=== Data in this exercise ===

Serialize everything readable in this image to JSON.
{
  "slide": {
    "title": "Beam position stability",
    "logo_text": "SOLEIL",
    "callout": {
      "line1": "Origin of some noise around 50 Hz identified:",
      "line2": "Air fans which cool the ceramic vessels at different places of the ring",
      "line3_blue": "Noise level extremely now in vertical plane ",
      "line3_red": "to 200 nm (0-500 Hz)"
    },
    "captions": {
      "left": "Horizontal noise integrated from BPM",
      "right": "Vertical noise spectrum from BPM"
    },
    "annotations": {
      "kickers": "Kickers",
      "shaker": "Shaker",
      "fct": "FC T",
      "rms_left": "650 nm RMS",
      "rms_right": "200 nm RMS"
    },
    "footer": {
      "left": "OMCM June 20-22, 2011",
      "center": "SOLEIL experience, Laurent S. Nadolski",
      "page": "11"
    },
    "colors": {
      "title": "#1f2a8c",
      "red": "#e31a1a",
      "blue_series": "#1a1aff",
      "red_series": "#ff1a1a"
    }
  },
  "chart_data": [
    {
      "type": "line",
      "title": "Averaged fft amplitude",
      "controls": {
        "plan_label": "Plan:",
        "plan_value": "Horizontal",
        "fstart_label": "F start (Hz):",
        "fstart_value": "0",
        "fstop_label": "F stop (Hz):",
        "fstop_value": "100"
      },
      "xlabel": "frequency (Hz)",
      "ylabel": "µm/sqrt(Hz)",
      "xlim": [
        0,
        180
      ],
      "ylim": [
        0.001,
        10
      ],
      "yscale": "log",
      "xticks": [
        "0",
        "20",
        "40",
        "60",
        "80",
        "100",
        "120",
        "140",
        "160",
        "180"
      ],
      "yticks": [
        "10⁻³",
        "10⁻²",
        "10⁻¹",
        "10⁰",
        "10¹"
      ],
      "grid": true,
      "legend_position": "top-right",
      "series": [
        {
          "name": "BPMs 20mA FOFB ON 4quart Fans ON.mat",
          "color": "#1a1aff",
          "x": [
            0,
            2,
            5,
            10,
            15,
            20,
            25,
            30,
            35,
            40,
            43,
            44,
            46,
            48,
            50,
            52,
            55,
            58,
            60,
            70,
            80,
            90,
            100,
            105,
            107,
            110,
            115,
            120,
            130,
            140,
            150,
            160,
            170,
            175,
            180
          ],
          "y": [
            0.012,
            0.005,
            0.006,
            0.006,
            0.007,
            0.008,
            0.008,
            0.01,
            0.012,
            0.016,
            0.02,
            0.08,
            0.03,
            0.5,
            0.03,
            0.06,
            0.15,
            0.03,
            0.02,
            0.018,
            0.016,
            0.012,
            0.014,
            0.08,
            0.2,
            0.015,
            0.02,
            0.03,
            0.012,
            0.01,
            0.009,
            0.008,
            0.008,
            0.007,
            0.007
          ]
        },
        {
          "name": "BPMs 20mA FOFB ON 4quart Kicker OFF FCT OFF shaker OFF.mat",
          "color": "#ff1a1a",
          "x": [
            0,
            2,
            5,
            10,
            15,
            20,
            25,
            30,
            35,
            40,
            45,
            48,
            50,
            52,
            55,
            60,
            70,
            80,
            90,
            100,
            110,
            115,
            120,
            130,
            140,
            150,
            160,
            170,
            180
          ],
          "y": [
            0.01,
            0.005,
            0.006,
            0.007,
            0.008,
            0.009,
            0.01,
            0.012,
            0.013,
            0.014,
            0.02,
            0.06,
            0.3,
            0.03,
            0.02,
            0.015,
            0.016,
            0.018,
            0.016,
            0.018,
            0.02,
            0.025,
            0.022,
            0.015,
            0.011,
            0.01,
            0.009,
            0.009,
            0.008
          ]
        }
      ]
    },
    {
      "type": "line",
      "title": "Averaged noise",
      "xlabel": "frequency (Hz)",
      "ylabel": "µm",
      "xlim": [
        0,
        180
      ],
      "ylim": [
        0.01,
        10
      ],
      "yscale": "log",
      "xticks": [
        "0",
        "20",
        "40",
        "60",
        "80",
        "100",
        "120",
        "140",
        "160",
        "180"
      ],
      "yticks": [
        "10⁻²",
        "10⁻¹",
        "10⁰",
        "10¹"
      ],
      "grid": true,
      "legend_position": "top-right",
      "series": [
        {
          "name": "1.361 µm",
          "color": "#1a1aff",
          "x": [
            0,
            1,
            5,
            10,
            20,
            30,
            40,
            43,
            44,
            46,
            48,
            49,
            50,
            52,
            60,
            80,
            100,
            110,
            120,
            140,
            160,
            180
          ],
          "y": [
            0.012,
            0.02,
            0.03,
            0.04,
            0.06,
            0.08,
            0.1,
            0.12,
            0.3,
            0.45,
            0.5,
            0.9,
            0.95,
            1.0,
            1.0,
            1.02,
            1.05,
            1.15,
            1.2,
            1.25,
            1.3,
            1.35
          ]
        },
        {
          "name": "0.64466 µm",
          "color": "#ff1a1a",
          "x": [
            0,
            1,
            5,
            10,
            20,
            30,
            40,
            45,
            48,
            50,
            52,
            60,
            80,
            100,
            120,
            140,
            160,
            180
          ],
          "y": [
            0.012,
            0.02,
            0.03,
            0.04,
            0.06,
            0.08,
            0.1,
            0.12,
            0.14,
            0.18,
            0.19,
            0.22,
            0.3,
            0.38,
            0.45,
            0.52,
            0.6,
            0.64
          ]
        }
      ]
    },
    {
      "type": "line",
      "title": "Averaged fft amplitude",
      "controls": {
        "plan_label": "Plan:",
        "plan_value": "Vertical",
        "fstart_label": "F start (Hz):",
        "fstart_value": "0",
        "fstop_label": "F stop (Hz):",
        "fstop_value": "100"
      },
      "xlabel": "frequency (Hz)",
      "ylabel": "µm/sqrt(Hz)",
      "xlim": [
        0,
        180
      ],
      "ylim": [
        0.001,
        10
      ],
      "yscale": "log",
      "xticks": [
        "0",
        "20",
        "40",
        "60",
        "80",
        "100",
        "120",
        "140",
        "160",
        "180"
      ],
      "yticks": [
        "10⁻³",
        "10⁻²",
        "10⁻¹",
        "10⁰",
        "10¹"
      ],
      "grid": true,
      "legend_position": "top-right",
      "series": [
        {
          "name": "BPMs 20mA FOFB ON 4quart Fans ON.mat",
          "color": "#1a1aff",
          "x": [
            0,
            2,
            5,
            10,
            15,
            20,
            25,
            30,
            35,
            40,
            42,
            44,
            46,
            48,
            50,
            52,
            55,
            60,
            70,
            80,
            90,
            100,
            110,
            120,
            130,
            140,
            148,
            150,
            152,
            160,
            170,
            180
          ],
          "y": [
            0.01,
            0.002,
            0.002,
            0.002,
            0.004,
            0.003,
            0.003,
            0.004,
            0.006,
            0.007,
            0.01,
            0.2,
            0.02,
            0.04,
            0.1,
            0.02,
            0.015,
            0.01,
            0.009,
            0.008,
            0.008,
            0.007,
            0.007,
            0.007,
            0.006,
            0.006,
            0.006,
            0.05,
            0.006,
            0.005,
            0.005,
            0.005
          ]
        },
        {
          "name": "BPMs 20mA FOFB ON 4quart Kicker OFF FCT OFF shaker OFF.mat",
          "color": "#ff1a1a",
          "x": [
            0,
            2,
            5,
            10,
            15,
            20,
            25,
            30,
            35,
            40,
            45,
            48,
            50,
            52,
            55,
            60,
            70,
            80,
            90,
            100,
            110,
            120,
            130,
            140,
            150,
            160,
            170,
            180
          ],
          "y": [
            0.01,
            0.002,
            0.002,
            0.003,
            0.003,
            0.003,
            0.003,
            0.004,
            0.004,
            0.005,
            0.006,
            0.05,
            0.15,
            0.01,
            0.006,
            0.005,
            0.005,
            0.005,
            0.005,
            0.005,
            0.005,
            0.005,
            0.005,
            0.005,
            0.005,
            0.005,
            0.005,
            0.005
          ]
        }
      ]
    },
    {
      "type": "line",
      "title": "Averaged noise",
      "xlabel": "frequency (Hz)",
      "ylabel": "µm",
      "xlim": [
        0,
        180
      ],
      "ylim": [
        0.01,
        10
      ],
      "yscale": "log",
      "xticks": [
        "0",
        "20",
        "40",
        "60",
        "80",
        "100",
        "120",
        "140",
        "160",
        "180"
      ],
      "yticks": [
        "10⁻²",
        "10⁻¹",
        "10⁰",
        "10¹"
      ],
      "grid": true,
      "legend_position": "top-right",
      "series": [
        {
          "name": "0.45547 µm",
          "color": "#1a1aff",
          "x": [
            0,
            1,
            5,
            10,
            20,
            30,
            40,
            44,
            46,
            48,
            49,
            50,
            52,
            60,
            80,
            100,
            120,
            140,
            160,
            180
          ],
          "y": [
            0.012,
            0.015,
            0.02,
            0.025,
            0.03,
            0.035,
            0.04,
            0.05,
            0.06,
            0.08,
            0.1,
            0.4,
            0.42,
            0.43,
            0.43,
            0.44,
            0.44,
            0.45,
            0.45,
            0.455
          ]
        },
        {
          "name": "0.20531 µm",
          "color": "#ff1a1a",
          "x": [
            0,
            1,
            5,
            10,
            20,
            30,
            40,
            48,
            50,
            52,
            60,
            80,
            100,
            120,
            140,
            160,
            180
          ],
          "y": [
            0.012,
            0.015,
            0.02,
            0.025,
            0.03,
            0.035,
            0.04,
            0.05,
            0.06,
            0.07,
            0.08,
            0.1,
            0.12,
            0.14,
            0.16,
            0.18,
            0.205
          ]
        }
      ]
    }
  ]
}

===
=== Data in this exercise ===

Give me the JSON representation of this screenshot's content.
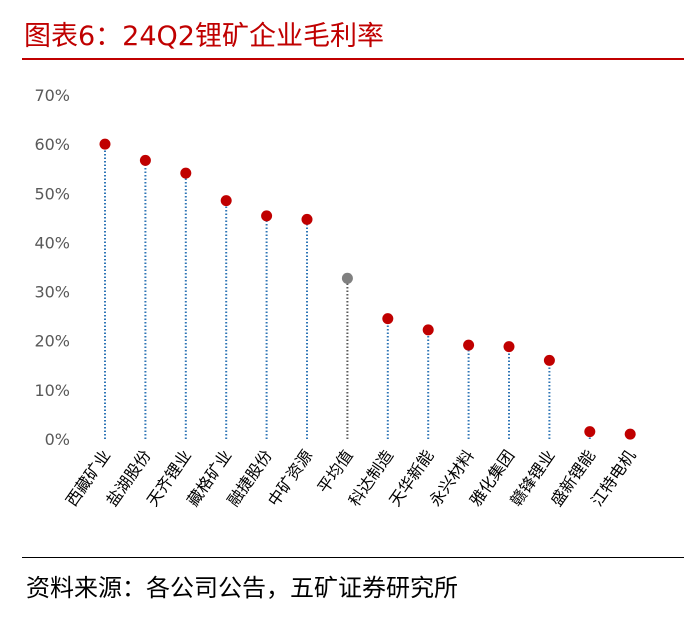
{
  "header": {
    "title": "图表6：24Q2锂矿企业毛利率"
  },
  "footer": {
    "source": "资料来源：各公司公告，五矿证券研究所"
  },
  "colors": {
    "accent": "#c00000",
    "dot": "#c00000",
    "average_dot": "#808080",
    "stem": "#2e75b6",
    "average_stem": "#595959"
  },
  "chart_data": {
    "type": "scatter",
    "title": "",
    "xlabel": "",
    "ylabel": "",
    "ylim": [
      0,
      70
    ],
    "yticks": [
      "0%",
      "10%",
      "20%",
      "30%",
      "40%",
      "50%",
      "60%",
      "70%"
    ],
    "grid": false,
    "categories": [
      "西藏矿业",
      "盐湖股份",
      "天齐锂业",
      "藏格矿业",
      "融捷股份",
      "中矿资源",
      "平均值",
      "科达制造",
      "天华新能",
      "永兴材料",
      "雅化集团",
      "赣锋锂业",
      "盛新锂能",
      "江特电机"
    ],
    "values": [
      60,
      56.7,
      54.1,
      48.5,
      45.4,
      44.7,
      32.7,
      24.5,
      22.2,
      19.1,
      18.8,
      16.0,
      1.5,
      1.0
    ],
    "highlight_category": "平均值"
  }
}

===
=== Data in this exercise ===

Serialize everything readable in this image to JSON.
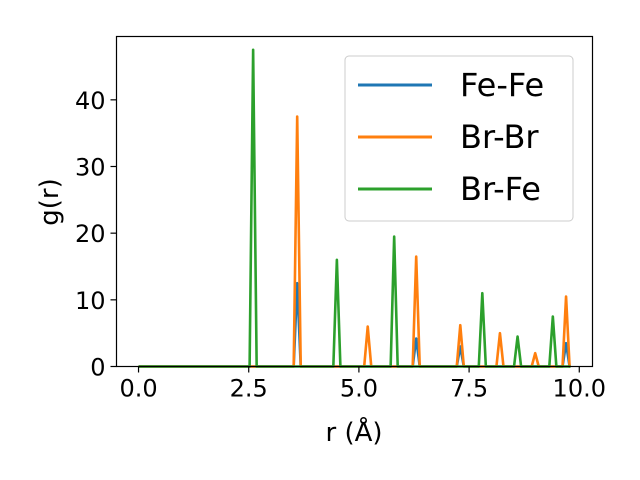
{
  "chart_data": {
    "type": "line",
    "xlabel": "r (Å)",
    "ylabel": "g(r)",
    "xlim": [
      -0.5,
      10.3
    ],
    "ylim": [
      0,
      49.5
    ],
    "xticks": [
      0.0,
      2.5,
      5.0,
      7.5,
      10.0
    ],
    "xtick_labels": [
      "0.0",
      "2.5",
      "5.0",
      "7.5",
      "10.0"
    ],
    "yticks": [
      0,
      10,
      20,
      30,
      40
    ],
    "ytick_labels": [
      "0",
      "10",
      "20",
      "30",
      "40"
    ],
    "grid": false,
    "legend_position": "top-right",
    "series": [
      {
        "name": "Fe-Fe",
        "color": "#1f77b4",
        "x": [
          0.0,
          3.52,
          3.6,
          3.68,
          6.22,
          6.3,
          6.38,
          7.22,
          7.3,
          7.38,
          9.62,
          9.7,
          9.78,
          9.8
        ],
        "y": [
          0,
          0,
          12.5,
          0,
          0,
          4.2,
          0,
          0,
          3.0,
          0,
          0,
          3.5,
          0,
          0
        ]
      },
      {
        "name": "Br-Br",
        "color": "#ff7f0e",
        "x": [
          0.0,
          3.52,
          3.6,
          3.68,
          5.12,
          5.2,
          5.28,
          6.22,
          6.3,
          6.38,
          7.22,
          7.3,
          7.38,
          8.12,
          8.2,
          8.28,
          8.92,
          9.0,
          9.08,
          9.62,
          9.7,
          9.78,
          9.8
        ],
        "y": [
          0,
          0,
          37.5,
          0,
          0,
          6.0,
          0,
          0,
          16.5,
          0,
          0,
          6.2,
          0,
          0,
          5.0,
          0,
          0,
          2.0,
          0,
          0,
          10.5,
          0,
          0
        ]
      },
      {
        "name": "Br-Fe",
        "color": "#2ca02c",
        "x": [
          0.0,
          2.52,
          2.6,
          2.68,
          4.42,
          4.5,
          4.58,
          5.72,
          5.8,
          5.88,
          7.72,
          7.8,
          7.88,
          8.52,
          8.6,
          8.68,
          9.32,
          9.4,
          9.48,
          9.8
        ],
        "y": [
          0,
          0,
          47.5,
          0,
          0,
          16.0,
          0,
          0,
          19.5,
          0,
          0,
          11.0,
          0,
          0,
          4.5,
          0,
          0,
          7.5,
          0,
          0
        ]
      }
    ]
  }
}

===

Provide the number of lines in the entries that include "Horizontal", and no other text.

2